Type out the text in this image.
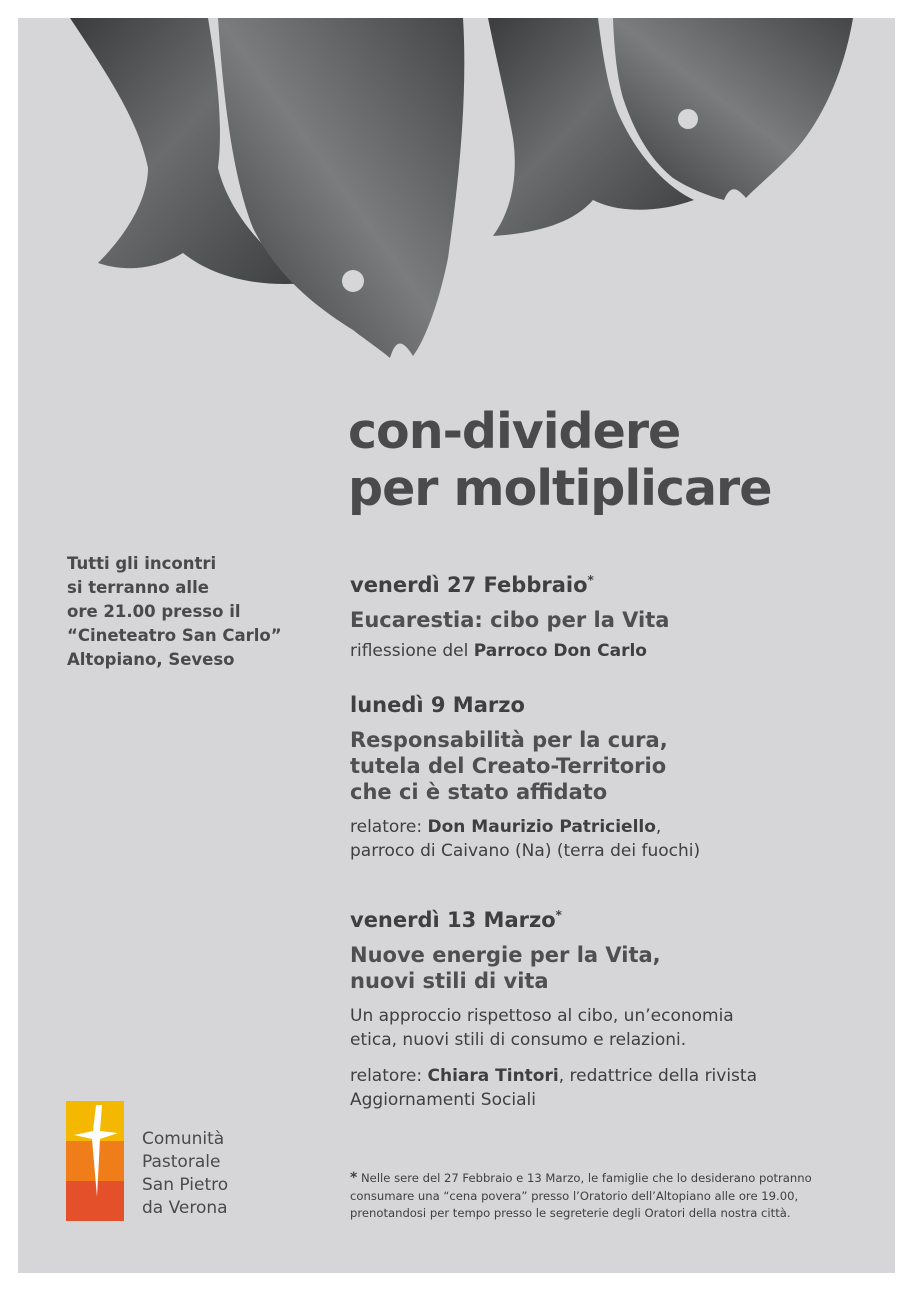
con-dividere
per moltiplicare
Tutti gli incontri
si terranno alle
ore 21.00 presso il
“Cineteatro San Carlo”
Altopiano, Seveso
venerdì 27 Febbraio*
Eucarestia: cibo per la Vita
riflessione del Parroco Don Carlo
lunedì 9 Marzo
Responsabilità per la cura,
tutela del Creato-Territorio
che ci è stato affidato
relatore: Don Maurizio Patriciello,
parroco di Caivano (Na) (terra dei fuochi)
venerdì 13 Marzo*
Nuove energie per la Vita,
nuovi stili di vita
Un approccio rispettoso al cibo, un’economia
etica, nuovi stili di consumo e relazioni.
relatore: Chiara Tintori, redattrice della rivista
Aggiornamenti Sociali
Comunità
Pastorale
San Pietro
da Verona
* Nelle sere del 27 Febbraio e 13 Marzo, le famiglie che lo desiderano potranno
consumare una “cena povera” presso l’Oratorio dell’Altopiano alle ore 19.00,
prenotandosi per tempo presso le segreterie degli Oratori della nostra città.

* * *

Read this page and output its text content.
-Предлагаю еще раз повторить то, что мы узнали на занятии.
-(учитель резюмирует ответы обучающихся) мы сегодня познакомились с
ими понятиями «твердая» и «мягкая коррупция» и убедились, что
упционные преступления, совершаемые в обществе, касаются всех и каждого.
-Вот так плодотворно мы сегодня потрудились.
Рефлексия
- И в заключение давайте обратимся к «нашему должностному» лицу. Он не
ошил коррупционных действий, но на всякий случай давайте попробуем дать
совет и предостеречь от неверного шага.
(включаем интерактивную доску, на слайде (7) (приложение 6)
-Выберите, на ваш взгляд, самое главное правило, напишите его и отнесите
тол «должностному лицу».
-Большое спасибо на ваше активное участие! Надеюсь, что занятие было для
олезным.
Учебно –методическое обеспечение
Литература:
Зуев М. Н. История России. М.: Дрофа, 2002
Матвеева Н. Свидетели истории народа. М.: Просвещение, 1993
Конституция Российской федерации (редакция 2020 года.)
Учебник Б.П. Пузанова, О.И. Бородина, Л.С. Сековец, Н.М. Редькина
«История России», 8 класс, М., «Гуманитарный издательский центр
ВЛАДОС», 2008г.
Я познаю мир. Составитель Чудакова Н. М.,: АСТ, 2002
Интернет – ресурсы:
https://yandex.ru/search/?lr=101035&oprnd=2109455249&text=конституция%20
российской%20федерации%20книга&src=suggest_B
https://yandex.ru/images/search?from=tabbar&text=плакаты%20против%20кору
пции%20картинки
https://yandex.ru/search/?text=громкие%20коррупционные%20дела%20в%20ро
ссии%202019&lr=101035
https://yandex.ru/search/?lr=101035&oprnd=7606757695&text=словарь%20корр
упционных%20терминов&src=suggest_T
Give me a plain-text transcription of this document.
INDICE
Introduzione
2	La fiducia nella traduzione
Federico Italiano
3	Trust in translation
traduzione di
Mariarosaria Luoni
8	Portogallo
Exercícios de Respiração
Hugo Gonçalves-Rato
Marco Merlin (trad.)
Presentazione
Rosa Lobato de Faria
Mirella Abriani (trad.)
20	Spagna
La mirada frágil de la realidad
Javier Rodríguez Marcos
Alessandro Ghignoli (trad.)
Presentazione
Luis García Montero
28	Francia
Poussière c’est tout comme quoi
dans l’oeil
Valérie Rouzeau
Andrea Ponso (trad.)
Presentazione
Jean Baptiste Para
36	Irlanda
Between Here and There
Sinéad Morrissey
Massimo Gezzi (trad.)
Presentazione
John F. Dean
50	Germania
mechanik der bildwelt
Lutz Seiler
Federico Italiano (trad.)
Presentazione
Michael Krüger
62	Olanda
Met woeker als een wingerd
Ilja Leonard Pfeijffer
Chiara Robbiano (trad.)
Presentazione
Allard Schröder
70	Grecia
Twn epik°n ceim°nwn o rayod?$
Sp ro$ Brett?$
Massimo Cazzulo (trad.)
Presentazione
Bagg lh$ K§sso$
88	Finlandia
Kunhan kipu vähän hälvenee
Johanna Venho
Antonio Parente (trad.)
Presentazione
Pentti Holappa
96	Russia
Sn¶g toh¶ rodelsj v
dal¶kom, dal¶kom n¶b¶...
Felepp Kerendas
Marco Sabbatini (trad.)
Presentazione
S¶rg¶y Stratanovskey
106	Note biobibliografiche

...

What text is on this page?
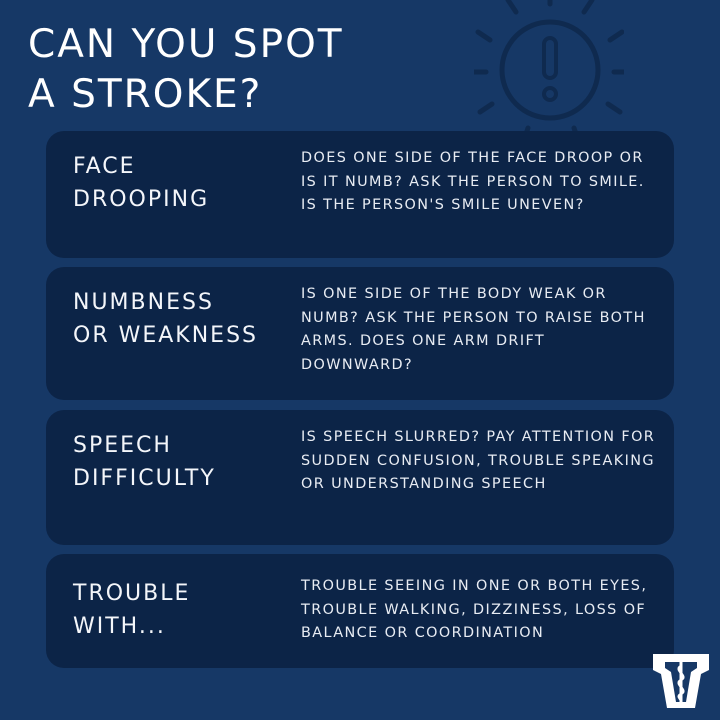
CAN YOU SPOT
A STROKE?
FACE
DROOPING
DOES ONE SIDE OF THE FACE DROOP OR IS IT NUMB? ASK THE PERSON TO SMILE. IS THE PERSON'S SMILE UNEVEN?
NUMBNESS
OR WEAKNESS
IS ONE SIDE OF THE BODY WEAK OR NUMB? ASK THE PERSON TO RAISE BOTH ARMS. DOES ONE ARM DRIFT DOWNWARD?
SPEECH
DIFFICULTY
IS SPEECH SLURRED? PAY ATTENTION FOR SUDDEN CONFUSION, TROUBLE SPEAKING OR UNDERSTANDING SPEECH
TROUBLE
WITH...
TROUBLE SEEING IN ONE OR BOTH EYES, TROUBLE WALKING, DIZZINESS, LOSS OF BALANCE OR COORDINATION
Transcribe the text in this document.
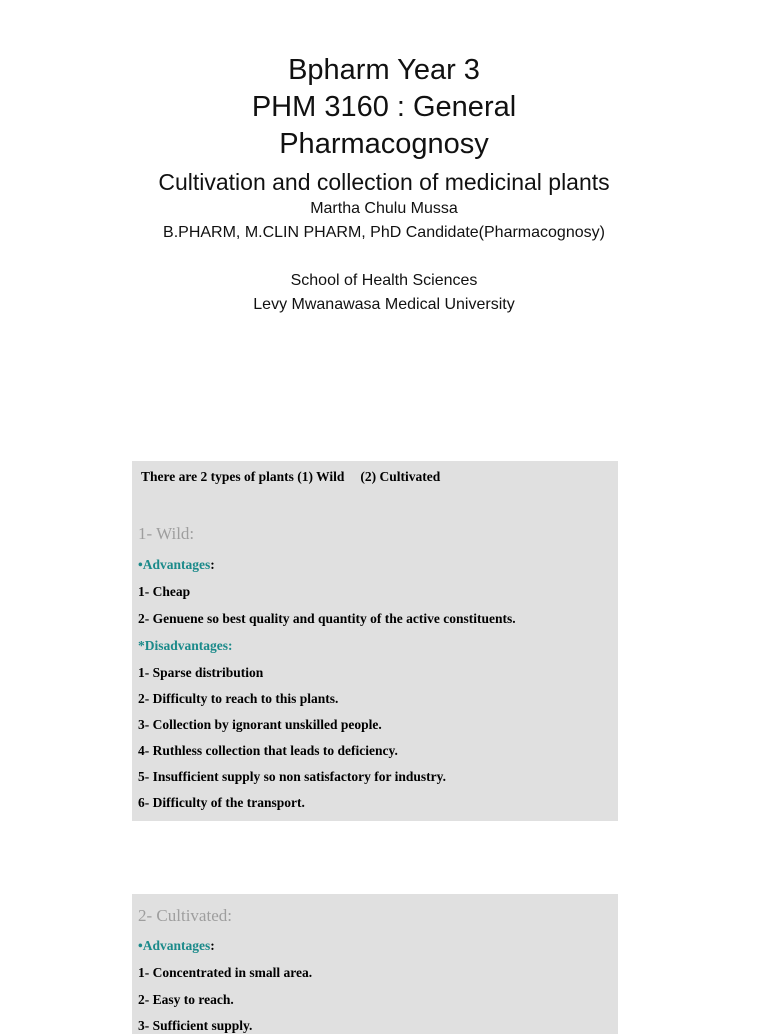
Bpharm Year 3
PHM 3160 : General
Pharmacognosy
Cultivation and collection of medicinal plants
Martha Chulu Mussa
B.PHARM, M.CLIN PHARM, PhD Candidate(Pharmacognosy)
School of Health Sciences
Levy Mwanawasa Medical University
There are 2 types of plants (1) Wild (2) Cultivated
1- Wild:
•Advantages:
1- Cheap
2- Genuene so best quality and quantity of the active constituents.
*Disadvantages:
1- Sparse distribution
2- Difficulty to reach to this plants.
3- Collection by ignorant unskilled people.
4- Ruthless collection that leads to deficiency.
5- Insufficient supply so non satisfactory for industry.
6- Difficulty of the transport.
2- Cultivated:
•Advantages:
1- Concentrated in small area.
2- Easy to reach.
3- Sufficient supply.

= PROBLEM REQUIREMENTS =
Look for "России" and pull out every line that has it.

= OUTPUT FOR THIS TASK =
Зуев М. Н. История России. М.: Дрофа, 2002
«История России», 8 класс, М., «Гуманитарный издательский центр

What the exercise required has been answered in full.